* [DIRECTION]:
Show each line of the data below that has the string "influence" in it.

* [RECORDS FOR PROCESSING]:

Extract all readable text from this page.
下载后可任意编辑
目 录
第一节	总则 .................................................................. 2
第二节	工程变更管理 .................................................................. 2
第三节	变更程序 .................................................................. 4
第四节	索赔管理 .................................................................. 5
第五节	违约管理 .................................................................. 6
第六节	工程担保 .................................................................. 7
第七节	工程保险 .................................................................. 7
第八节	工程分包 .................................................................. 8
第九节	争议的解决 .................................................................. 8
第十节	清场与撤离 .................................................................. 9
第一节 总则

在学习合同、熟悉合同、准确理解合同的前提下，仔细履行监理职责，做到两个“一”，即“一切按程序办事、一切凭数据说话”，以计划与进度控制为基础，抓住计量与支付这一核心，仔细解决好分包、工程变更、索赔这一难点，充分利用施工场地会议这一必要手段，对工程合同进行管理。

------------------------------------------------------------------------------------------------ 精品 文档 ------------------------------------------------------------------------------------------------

* * *

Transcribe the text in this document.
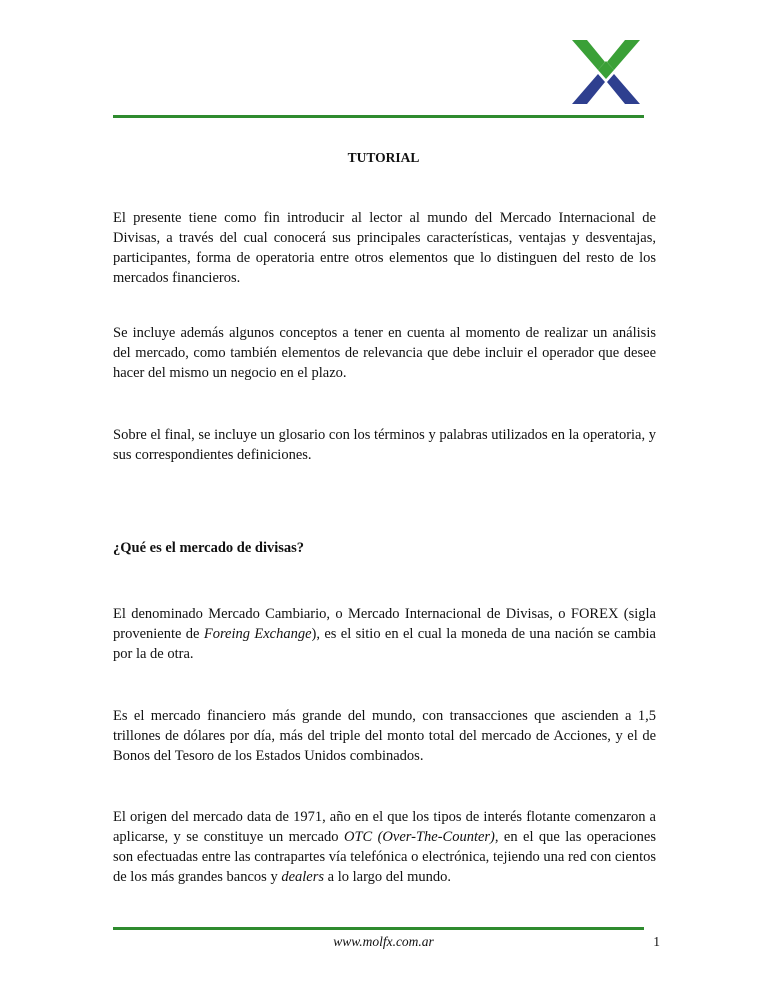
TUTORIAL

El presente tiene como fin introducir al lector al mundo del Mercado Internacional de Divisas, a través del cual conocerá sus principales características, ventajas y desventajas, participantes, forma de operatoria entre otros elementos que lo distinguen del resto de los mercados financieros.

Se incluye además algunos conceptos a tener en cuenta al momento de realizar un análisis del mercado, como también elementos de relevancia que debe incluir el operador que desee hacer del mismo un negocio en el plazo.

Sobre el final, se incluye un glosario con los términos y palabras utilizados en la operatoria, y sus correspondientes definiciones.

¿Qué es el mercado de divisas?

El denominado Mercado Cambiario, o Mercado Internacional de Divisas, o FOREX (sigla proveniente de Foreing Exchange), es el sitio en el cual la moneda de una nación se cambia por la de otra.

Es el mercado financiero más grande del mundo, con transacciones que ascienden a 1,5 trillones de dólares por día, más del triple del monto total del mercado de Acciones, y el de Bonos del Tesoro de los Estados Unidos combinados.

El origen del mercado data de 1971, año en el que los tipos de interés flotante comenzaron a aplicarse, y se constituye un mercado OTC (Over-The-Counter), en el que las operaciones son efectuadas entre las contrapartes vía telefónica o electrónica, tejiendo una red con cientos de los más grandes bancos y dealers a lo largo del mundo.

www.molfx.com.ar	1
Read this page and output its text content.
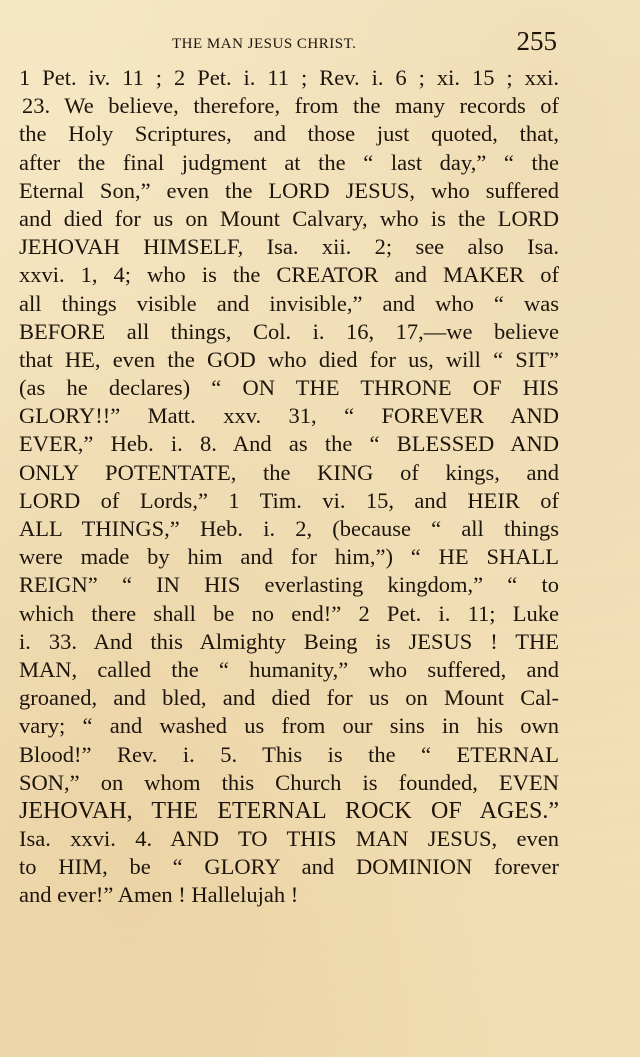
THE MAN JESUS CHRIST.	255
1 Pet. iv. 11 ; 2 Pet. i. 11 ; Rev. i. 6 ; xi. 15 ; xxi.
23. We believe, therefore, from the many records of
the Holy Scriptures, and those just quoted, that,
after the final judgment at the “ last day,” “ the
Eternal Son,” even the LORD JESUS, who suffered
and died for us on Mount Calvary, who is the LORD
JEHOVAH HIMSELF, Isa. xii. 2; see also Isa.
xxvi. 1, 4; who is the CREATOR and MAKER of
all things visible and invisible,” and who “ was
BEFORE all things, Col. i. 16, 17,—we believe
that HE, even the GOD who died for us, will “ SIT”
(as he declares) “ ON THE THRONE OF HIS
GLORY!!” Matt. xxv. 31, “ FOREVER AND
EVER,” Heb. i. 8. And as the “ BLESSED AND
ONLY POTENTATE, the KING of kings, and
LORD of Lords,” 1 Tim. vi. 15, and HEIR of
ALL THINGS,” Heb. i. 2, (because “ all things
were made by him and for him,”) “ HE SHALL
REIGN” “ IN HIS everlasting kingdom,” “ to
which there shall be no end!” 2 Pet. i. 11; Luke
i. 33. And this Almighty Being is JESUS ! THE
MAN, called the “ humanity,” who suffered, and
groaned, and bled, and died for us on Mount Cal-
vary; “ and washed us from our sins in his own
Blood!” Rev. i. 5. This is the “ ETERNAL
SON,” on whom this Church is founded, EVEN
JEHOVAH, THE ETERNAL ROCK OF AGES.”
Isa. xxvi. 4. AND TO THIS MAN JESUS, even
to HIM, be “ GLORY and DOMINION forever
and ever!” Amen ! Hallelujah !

* * *

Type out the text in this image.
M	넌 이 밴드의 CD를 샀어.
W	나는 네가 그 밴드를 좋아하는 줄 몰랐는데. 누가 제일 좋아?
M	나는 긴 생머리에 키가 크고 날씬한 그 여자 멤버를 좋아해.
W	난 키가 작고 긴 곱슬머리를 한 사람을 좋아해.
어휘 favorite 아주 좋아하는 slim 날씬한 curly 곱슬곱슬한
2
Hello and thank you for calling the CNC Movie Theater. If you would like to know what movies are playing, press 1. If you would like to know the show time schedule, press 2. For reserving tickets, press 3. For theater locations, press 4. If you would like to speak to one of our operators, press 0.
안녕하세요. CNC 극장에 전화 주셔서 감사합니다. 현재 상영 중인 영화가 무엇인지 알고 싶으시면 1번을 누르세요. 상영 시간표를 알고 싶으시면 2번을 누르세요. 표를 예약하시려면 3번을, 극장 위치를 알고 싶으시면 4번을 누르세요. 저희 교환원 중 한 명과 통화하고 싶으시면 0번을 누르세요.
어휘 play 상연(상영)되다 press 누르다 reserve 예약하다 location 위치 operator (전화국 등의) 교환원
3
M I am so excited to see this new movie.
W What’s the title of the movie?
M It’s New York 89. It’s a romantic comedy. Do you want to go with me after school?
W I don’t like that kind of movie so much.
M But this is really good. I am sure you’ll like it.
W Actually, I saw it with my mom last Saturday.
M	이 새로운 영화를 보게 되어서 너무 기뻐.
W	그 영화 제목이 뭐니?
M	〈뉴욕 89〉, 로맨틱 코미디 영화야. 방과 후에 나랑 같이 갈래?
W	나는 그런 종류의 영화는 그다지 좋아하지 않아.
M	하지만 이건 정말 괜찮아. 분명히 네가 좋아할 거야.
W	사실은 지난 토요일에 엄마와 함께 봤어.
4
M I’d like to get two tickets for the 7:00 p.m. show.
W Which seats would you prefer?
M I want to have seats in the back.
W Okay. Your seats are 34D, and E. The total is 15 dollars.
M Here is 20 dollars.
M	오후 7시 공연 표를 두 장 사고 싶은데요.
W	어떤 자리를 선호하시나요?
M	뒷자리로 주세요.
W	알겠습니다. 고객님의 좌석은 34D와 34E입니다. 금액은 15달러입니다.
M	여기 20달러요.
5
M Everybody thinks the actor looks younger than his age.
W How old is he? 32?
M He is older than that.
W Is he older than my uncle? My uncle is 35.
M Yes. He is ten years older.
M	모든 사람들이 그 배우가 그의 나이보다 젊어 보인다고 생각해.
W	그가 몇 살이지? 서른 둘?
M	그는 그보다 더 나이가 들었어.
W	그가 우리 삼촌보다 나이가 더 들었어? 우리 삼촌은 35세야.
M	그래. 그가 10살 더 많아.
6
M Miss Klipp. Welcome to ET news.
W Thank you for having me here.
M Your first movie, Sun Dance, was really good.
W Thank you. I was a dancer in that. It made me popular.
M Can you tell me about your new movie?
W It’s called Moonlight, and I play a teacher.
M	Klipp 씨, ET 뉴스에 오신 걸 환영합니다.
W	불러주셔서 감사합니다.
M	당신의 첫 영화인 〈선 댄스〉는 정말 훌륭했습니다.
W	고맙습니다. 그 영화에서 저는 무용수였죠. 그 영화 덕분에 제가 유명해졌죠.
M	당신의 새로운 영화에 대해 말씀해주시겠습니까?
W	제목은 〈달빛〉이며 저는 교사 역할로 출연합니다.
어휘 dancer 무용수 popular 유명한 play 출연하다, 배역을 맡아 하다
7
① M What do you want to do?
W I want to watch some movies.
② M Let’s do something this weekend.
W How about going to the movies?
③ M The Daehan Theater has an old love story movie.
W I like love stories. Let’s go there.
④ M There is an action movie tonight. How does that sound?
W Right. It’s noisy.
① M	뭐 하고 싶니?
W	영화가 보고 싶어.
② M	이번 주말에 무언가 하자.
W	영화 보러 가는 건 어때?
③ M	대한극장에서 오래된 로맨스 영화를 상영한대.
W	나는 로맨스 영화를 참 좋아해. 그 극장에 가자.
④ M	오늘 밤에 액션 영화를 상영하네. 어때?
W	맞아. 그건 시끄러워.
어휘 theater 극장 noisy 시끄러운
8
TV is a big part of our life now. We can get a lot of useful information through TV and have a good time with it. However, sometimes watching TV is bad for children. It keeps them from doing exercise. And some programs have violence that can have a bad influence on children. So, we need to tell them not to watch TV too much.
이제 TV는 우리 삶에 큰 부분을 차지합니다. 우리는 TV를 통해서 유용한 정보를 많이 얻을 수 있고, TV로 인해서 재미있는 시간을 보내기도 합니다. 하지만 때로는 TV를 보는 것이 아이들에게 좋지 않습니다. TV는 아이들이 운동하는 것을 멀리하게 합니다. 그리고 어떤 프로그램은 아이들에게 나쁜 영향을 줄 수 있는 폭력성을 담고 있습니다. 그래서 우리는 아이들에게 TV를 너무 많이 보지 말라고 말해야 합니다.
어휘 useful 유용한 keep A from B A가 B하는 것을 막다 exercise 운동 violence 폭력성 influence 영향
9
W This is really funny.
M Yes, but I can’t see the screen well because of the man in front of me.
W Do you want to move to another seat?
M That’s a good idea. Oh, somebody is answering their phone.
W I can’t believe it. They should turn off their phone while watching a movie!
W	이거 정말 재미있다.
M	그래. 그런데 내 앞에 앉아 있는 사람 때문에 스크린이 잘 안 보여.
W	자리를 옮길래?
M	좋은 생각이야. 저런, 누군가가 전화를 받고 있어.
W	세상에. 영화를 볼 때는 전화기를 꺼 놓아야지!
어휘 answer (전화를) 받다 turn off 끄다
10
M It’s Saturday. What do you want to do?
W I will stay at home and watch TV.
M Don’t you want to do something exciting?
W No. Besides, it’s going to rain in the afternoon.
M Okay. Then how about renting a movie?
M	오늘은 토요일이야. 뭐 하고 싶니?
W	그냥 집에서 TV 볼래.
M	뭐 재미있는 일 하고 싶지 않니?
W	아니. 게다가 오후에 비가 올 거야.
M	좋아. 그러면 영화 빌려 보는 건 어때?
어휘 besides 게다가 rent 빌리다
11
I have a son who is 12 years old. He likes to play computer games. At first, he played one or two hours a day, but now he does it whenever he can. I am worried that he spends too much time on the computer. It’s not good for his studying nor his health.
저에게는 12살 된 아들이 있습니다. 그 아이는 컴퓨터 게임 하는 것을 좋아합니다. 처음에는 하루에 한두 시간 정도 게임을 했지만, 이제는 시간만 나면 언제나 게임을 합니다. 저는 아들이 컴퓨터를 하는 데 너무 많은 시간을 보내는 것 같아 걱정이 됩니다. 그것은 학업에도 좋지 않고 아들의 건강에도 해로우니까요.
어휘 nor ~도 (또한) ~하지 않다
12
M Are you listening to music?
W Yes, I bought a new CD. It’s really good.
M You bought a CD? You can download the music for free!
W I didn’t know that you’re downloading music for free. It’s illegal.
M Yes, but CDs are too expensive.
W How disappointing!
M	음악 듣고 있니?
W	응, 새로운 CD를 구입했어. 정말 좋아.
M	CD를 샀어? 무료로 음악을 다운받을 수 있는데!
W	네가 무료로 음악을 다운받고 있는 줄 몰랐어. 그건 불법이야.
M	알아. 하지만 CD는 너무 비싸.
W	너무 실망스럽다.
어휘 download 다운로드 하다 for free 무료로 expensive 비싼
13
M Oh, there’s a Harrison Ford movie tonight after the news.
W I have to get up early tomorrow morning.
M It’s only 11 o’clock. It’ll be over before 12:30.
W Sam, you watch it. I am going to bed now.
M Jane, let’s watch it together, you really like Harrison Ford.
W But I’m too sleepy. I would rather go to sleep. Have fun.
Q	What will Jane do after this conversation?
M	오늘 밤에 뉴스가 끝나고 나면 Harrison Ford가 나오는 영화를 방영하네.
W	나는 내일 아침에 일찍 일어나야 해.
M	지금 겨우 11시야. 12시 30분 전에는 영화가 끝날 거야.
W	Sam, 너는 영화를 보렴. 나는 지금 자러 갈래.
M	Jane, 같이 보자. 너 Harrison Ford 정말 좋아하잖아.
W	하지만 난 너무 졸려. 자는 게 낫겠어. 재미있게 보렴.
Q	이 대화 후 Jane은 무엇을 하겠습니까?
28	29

* [RESPONSE]:
TV is a big part of our life now. We can get a lot of useful information through TV and have a good time with it. However, sometimes watching TV is bad for children. It keeps them from doing exercise. And some programs have violence that can have a bad influence on children. So, we need to tell them not to watch TV too much.
어휘 useful 유용한 keep A from B A가 B하는 것을 막다 exercise 운동 violence 폭력성 influence 영향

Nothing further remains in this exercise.